◆ Set task ◆
Scan the listing below and copy every line holding "color".

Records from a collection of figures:
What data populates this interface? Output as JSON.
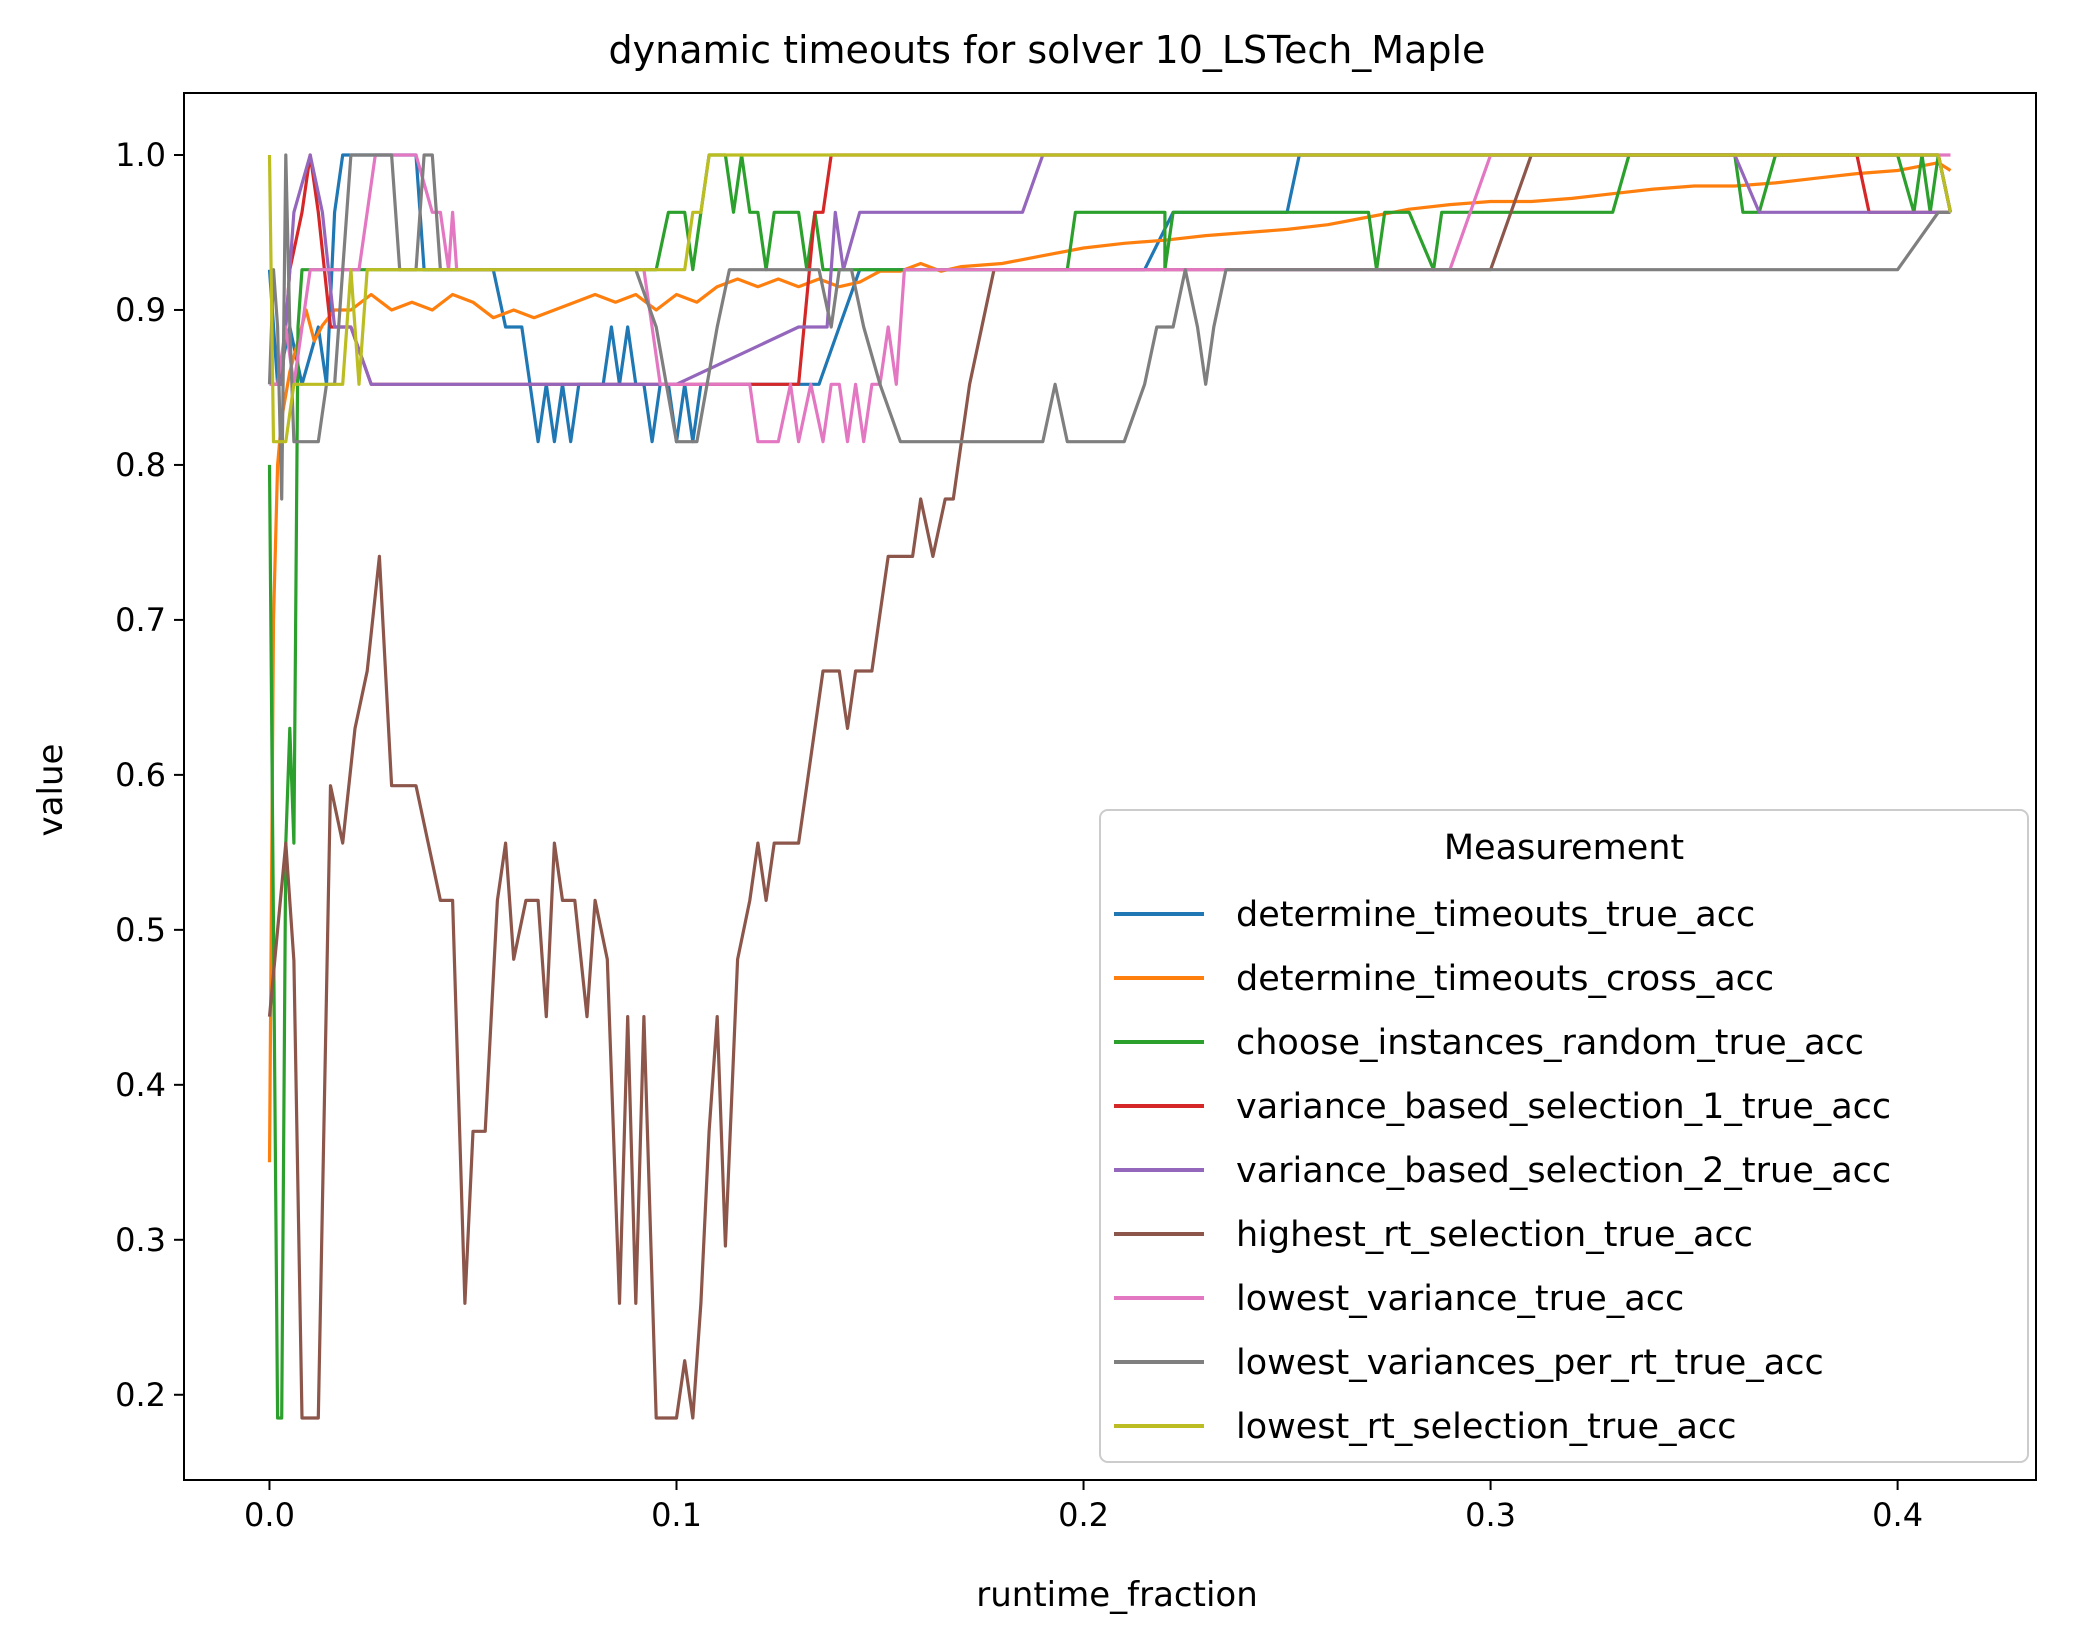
{
  "chart_data": {
    "type": "line",
    "title": "dynamic timeouts for solver 10_LSTech_Maple",
    "xlabel": "runtime_fraction",
    "ylabel": "value",
    "xlim": [
      -0.021,
      0.434
    ],
    "ylim": [
      0.145,
      1.04
    ],
    "xticks": [
      0.0,
      0.1,
      0.2,
      0.3,
      0.4
    ],
    "xtick_labels": [
      "0.0",
      "0.1",
      "0.2",
      "0.3",
      "0.4"
    ],
    "yticks": [
      0.2,
      0.3,
      0.4,
      0.5,
      0.6,
      0.7,
      0.8,
      0.9,
      1.0
    ],
    "ytick_labels": [
      "0.2",
      "0.3",
      "0.4",
      "0.5",
      "0.6",
      "0.7",
      "0.8",
      "0.9",
      "1.0"
    ],
    "grid": false,
    "legend": {
      "title": "Measurement",
      "placement": "lower-right"
    },
    "series": [
      {
        "name": "determine_timeouts_true_acc",
        "color": "#1f77b4",
        "x": [
          0.0,
          0.002,
          0.005,
          0.008,
          0.012,
          0.014,
          0.016,
          0.018,
          0.022,
          0.03,
          0.036,
          0.038,
          0.04,
          0.044,
          0.055,
          0.058,
          0.062,
          0.064,
          0.066,
          0.068,
          0.07,
          0.072,
          0.074,
          0.076,
          0.078,
          0.082,
          0.084,
          0.086,
          0.088,
          0.09,
          0.092,
          0.094,
          0.096,
          0.098,
          0.1,
          0.102,
          0.104,
          0.106,
          0.11,
          0.118,
          0.125,
          0.135,
          0.14,
          0.145,
          0.15,
          0.155,
          0.16,
          0.2,
          0.215,
          0.222,
          0.25,
          0.253,
          0.256,
          0.3,
          0.4,
          0.405,
          0.41,
          0.413
        ],
        "y": [
          0.926,
          0.852,
          0.889,
          0.852,
          0.889,
          0.852,
          0.963,
          1.0,
          1.0,
          1.0,
          1.0,
          0.926,
          0.926,
          0.926,
          0.926,
          0.889,
          0.889,
          0.852,
          0.815,
          0.852,
          0.815,
          0.852,
          0.815,
          0.852,
          0.852,
          0.852,
          0.889,
          0.852,
          0.889,
          0.852,
          0.852,
          0.815,
          0.852,
          0.852,
          0.815,
          0.852,
          0.815,
          0.852,
          0.852,
          0.852,
          0.852,
          0.852,
          0.889,
          0.926,
          0.926,
          0.926,
          0.926,
          0.926,
          0.926,
          0.963,
          0.963,
          1.0,
          1.0,
          1.0,
          1.0,
          1.0,
          1.0,
          0.963
        ]
      },
      {
        "name": "determine_timeouts_cross_acc",
        "color": "#ff7f0e",
        "x": [
          0.0,
          0.001,
          0.002,
          0.003,
          0.005,
          0.007,
          0.009,
          0.011,
          0.013,
          0.016,
          0.02,
          0.025,
          0.03,
          0.035,
          0.04,
          0.045,
          0.05,
          0.055,
          0.06,
          0.065,
          0.07,
          0.075,
          0.08,
          0.085,
          0.09,
          0.095,
          0.1,
          0.105,
          0.11,
          0.115,
          0.12,
          0.125,
          0.13,
          0.135,
          0.14,
          0.145,
          0.15,
          0.155,
          0.16,
          0.165,
          0.17,
          0.18,
          0.19,
          0.2,
          0.21,
          0.22,
          0.23,
          0.24,
          0.25,
          0.26,
          0.27,
          0.28,
          0.29,
          0.3,
          0.31,
          0.32,
          0.33,
          0.34,
          0.35,
          0.36,
          0.37,
          0.38,
          0.39,
          0.4,
          0.41,
          0.413
        ],
        "y": [
          0.35,
          0.7,
          0.8,
          0.83,
          0.86,
          0.88,
          0.9,
          0.88,
          0.89,
          0.9,
          0.9,
          0.91,
          0.9,
          0.905,
          0.9,
          0.91,
          0.905,
          0.895,
          0.9,
          0.895,
          0.9,
          0.905,
          0.91,
          0.905,
          0.91,
          0.9,
          0.91,
          0.905,
          0.915,
          0.92,
          0.915,
          0.92,
          0.915,
          0.92,
          0.915,
          0.918,
          0.925,
          0.925,
          0.93,
          0.925,
          0.928,
          0.93,
          0.935,
          0.94,
          0.943,
          0.945,
          0.948,
          0.95,
          0.952,
          0.955,
          0.96,
          0.965,
          0.968,
          0.97,
          0.97,
          0.972,
          0.975,
          0.978,
          0.98,
          0.98,
          0.982,
          0.985,
          0.988,
          0.99,
          0.995,
          0.99
        ]
      },
      {
        "name": "choose_instances_random_true_acc",
        "color": "#2ca02c",
        "x": [
          0.0,
          0.001,
          0.002,
          0.003,
          0.004,
          0.005,
          0.006,
          0.007,
          0.008,
          0.009,
          0.015,
          0.02,
          0.03,
          0.04,
          0.05,
          0.06,
          0.07,
          0.08,
          0.09,
          0.095,
          0.098,
          0.102,
          0.104,
          0.106,
          0.108,
          0.11,
          0.112,
          0.114,
          0.116,
          0.118,
          0.12,
          0.122,
          0.124,
          0.126,
          0.13,
          0.132,
          0.134,
          0.136,
          0.14,
          0.15,
          0.16,
          0.19,
          0.196,
          0.198,
          0.21,
          0.22,
          0.22,
          0.222,
          0.226,
          0.23,
          0.27,
          0.272,
          0.274,
          0.276,
          0.28,
          0.286,
          0.288,
          0.33,
          0.334,
          0.34,
          0.36,
          0.362,
          0.366,
          0.37,
          0.4,
          0.404,
          0.406,
          0.408,
          0.41,
          0.413
        ],
        "y": [
          0.8,
          0.5,
          0.185,
          0.185,
          0.556,
          0.63,
          0.556,
          0.889,
          0.926,
          0.926,
          0.926,
          0.926,
          0.926,
          0.926,
          0.926,
          0.926,
          0.926,
          0.926,
          0.926,
          0.926,
          0.963,
          0.963,
          0.926,
          0.963,
          1.0,
          1.0,
          1.0,
          0.963,
          1.0,
          0.963,
          0.963,
          0.926,
          0.963,
          0.963,
          0.963,
          0.926,
          0.963,
          0.926,
          0.926,
          0.926,
          0.926,
          0.926,
          0.926,
          0.963,
          0.963,
          0.963,
          0.926,
          0.963,
          0.963,
          0.963,
          0.963,
          0.926,
          0.963,
          0.963,
          0.963,
          0.926,
          0.963,
          0.963,
          1.0,
          1.0,
          1.0,
          0.963,
          0.963,
          1.0,
          1.0,
          0.963,
          1.0,
          0.963,
          1.0,
          0.963
        ]
      },
      {
        "name": "variance_based_selection_1_true_acc",
        "color": "#d62728",
        "x": [
          0.0,
          0.003,
          0.005,
          0.008,
          0.01,
          0.012,
          0.015,
          0.02,
          0.025,
          0.03,
          0.035,
          0.05,
          0.1,
          0.13,
          0.134,
          0.136,
          0.138,
          0.14,
          0.142,
          0.15,
          0.2,
          0.39,
          0.393,
          0.396,
          0.4,
          0.41,
          0.413
        ],
        "y": [
          0.852,
          0.852,
          0.926,
          0.963,
          1.0,
          0.963,
          0.889,
          0.889,
          0.852,
          0.852,
          0.852,
          0.852,
          0.852,
          0.852,
          0.963,
          0.963,
          1.0,
          1.0,
          1.0,
          1.0,
          1.0,
          1.0,
          0.963,
          0.963,
          0.963,
          0.963,
          0.963
        ]
      },
      {
        "name": "variance_based_selection_2_true_acc",
        "color": "#9467bd",
        "x": [
          0.0,
          0.003,
          0.006,
          0.01,
          0.013,
          0.016,
          0.02,
          0.025,
          0.035,
          0.05,
          0.1,
          0.13,
          0.137,
          0.139,
          0.141,
          0.145,
          0.16,
          0.185,
          0.19,
          0.2,
          0.36,
          0.366,
          0.4,
          0.41,
          0.413
        ],
        "y": [
          0.852,
          0.852,
          0.963,
          1.0,
          0.963,
          0.889,
          0.889,
          0.852,
          0.852,
          0.852,
          0.852,
          0.889,
          0.889,
          0.963,
          0.926,
          0.963,
          0.963,
          0.963,
          1.0,
          1.0,
          1.0,
          0.963,
          0.963,
          0.963,
          0.963
        ]
      },
      {
        "name": "highest_rt_selection_true_acc",
        "color": "#8c564b",
        "x": [
          0.0,
          0.002,
          0.004,
          0.006,
          0.008,
          0.01,
          0.012,
          0.015,
          0.018,
          0.021,
          0.024,
          0.027,
          0.03,
          0.033,
          0.036,
          0.039,
          0.042,
          0.045,
          0.048,
          0.05,
          0.053,
          0.056,
          0.058,
          0.06,
          0.063,
          0.066,
          0.068,
          0.07,
          0.072,
          0.075,
          0.078,
          0.08,
          0.083,
          0.086,
          0.088,
          0.09,
          0.092,
          0.095,
          0.098,
          0.1,
          0.102,
          0.104,
          0.106,
          0.108,
          0.11,
          0.112,
          0.115,
          0.118,
          0.12,
          0.122,
          0.124,
          0.126,
          0.128,
          0.13,
          0.132,
          0.134,
          0.136,
          0.138,
          0.14,
          0.142,
          0.144,
          0.146,
          0.148,
          0.15,
          0.152,
          0.155,
          0.158,
          0.16,
          0.163,
          0.166,
          0.168,
          0.17,
          0.172,
          0.175,
          0.178,
          0.18,
          0.183,
          0.186,
          0.188,
          0.19,
          0.192,
          0.195,
          0.198,
          0.2,
          0.203,
          0.206,
          0.21,
          0.213,
          0.216,
          0.22,
          0.222,
          0.225,
          0.228,
          0.23,
          0.25,
          0.3,
          0.31,
          0.313,
          0.32,
          0.4,
          0.41,
          0.413
        ],
        "y": [
          0.444,
          0.5,
          0.556,
          0.48,
          0.185,
          0.185,
          0.185,
          0.593,
          0.556,
          0.63,
          0.667,
          0.741,
          0.593,
          0.593,
          0.593,
          0.556,
          0.519,
          0.519,
          0.259,
          0.37,
          0.37,
          0.519,
          0.556,
          0.481,
          0.519,
          0.519,
          0.444,
          0.556,
          0.519,
          0.519,
          0.444,
          0.519,
          0.481,
          0.259,
          0.444,
          0.259,
          0.444,
          0.185,
          0.185,
          0.185,
          0.222,
          0.185,
          0.259,
          0.37,
          0.444,
          0.296,
          0.481,
          0.519,
          0.556,
          0.519,
          0.556,
          0.556,
          0.556,
          0.556,
          0.593,
          0.63,
          0.667,
          0.667,
          0.667,
          0.63,
          0.667,
          0.667,
          0.667,
          0.704,
          0.741,
          0.741,
          0.741,
          0.778,
          0.741,
          0.778,
          0.778,
          0.815,
          0.852,
          0.889,
          0.926,
          0.926,
          0.926,
          0.926,
          0.926,
          0.926,
          0.926,
          0.926,
          0.926,
          0.926,
          0.926,
          0.926,
          0.926,
          0.926,
          0.926,
          0.926,
          0.926,
          0.926,
          0.926,
          0.926,
          0.926,
          0.926,
          1.0,
          1.0,
          1.0,
          1.0,
          1.0,
          0.963
        ]
      },
      {
        "name": "lowest_variance_true_acc",
        "color": "#e377c2",
        "x": [
          0.0,
          0.002,
          0.004,
          0.006,
          0.01,
          0.014,
          0.018,
          0.022,
          0.024,
          0.026,
          0.03,
          0.036,
          0.04,
          0.042,
          0.044,
          0.045,
          0.046,
          0.06,
          0.092,
          0.094,
          0.096,
          0.1,
          0.11,
          0.118,
          0.12,
          0.125,
          0.128,
          0.13,
          0.133,
          0.136,
          0.138,
          0.14,
          0.142,
          0.144,
          0.146,
          0.148,
          0.15,
          0.152,
          0.154,
          0.156,
          0.2,
          0.23,
          0.29,
          0.3,
          0.4,
          0.413
        ],
        "y": [
          0.852,
          0.852,
          0.889,
          0.852,
          0.926,
          0.926,
          0.926,
          0.926,
          0.963,
          1.0,
          1.0,
          1.0,
          0.963,
          0.963,
          0.926,
          0.963,
          0.926,
          0.926,
          0.926,
          0.889,
          0.852,
          0.852,
          0.852,
          0.852,
          0.815,
          0.815,
          0.852,
          0.815,
          0.852,
          0.815,
          0.852,
          0.852,
          0.815,
          0.852,
          0.815,
          0.852,
          0.852,
          0.889,
          0.852,
          0.926,
          0.926,
          0.926,
          0.926,
          1.0,
          1.0,
          1.0
        ]
      },
      {
        "name": "lowest_variances_per_rt_true_acc",
        "color": "#7f7f7f",
        "x": [
          0.0,
          0.001,
          0.002,
          0.003,
          0.004,
          0.005,
          0.006,
          0.008,
          0.01,
          0.012,
          0.014,
          0.016,
          0.018,
          0.02,
          0.022,
          0.024,
          0.026,
          0.028,
          0.03,
          0.032,
          0.034,
          0.036,
          0.038,
          0.04,
          0.042,
          0.05,
          0.09,
          0.095,
          0.1,
          0.105,
          0.11,
          0.113,
          0.116,
          0.12,
          0.125,
          0.13,
          0.135,
          0.138,
          0.14,
          0.143,
          0.146,
          0.15,
          0.155,
          0.16,
          0.19,
          0.193,
          0.196,
          0.2,
          0.21,
          0.215,
          0.218,
          0.222,
          0.225,
          0.228,
          0.23,
          0.232,
          0.235,
          0.24,
          0.26,
          0.3,
          0.4,
          0.41,
          0.413
        ],
        "y": [
          0.852,
          0.926,
          0.889,
          0.778,
          1.0,
          0.889,
          0.815,
          0.815,
          0.815,
          0.815,
          0.852,
          0.852,
          0.926,
          1.0,
          1.0,
          1.0,
          1.0,
          1.0,
          1.0,
          0.926,
          0.926,
          0.926,
          1.0,
          1.0,
          0.926,
          0.926,
          0.926,
          0.889,
          0.815,
          0.815,
          0.889,
          0.926,
          0.926,
          0.926,
          0.926,
          0.926,
          0.926,
          0.889,
          0.926,
          0.926,
          0.889,
          0.852,
          0.815,
          0.815,
          0.815,
          0.852,
          0.815,
          0.815,
          0.815,
          0.852,
          0.889,
          0.889,
          0.926,
          0.889,
          0.852,
          0.889,
          0.926,
          0.926,
          0.926,
          0.926,
          0.926,
          0.963,
          0.963
        ]
      },
      {
        "name": "lowest_rt_selection_true_acc",
        "color": "#bcbd22",
        "x": [
          0.0,
          0.001,
          0.002,
          0.004,
          0.006,
          0.008,
          0.012,
          0.016,
          0.018,
          0.02,
          0.022,
          0.024,
          0.026,
          0.03,
          0.05,
          0.1,
          0.102,
          0.104,
          0.106,
          0.108,
          0.11,
          0.2,
          0.3,
          0.4,
          0.41,
          0.413
        ],
        "y": [
          1.0,
          0.815,
          0.815,
          0.815,
          0.852,
          0.852,
          0.852,
          0.852,
          0.852,
          0.926,
          0.852,
          0.926,
          0.926,
          0.926,
          0.926,
          0.926,
          0.926,
          0.963,
          0.963,
          1.0,
          1.0,
          1.0,
          1.0,
          1.0,
          1.0,
          0.963
        ]
      }
    ]
  }
}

◆ Written solution ◆
        "color": "#1f77b4",
        "color": "#ff7f0e",
        "color": "#2ca02c",
        "color": "#d62728",
        "color": "#9467bd",
        "color": "#8c564b",
        "color": "#e377c2",
        "color": "#7f7f7f",
        "color": "#bcbd22",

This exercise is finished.